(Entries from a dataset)
↓↓↓

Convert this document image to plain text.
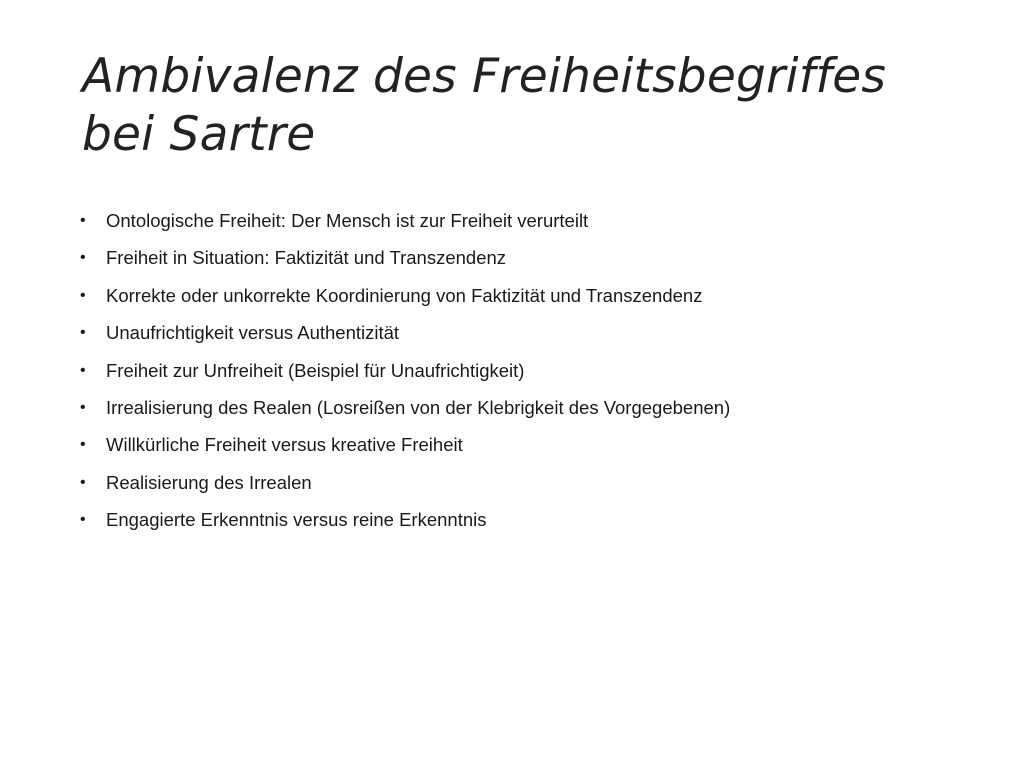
Ambivalenz des Freiheitsbegriffes
bei Sartre
• Ontologische Freiheit: Der Mensch ist zur Freiheit verurteilt
• Freiheit in Situation: Faktizität und Transzendenz
• Korrekte oder unkorrekte Koordinierung von Faktizität und Transzendenz
• Unaufrichtigkeit versus Authentizität
• Freiheit zur Unfreiheit (Beispiel für Unaufrichtigkeit)
• Irrealisierung des Realen (Losreißen von der Klebrigkeit des Vorgegebenen)
• Willkürliche Freiheit versus kreative Freiheit
• Realisierung des Irrealen
• Engagierte Erkenntnis versus reine Erkenntnis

↑↑↑

### [Set problem]
Write out each entry exactly as given, omitting any picture.

### [The result]
Convert this document image to plain text.
Ambivalenz des Freiheitsbegriffes
bei Sartre
• Ontologische Freiheit: Der Mensch ist zur Freiheit verurteilt
• Freiheit in Situation: Faktizität und Transzendenz
• Korrekte oder unkorrekte Koordinierung von Faktizität und Transzendenz
• Unaufrichtigkeit versus Authentizität
• Freiheit zur Unfreiheit (Beispiel für Unaufrichtigkeit)
• Irrealisierung des Realen (Losreißen von der Klebrigkeit des Vorgegebenen)
• Willkürliche Freiheit versus kreative Freiheit
• Realisierung des Irrealen
• Engagierte Erkenntnis versus reine Erkenntnis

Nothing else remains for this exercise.